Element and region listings
....

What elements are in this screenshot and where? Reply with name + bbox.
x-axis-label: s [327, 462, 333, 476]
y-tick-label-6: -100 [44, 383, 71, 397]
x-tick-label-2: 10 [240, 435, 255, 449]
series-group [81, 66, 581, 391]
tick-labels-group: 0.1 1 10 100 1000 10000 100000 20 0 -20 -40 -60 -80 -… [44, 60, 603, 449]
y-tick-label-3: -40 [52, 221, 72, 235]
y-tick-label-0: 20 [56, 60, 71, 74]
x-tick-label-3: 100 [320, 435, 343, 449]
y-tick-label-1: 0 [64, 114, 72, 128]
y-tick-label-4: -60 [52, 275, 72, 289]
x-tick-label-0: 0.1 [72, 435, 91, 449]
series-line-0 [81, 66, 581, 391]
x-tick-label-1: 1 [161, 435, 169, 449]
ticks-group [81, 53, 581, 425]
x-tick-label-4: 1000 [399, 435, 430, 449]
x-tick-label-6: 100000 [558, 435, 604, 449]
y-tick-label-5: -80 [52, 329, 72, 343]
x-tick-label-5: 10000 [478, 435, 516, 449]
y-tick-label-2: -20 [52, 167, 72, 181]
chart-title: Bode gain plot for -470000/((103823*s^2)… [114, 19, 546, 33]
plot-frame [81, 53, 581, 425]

....

_PROBLEM REQUIREMENTS_.
Rename "plot-frame" to "chart-frame" throughout the rows and write them out again with everything else unchanged.

_ANSWER FOR THE TASK_.
What elements are in this screenshot and where? Reply with name + bbox.
x-axis-label: s [327, 462, 333, 476]
y-tick-label-6: -100 [44, 383, 71, 397]
x-tick-label-2: 10 [240, 435, 255, 449]
series-group [81, 66, 581, 391]
tick-labels-group: 0.1 1 10 100 1000 10000 100000 20 0 -20 -40 -60 -80 -… [44, 60, 603, 449]
y-tick-label-3: -40 [52, 221, 72, 235]
y-tick-label-0: 20 [56, 60, 71, 74]
x-tick-label-3: 100 [320, 435, 343, 449]
y-tick-label-1: 0 [64, 114, 72, 128]
y-tick-label-4: -60 [52, 275, 72, 289]
x-tick-label-0: 0.1 [72, 435, 91, 449]
series-line-0 [81, 66, 581, 391]
x-tick-label-1: 1 [161, 435, 169, 449]
ticks-group [81, 53, 581, 425]
x-tick-label-4: 1000 [399, 435, 430, 449]
x-tick-label-6: 100000 [558, 435, 604, 449]
y-tick-label-5: -80 [52, 329, 72, 343]
x-tick-label-5: 10000 [478, 435, 516, 449]
y-tick-label-2: -20 [52, 167, 72, 181]
chart-title: Bode gain plot for -470000/((103823*s^2)… [114, 19, 546, 33]
chart-frame [81, 53, 581, 425]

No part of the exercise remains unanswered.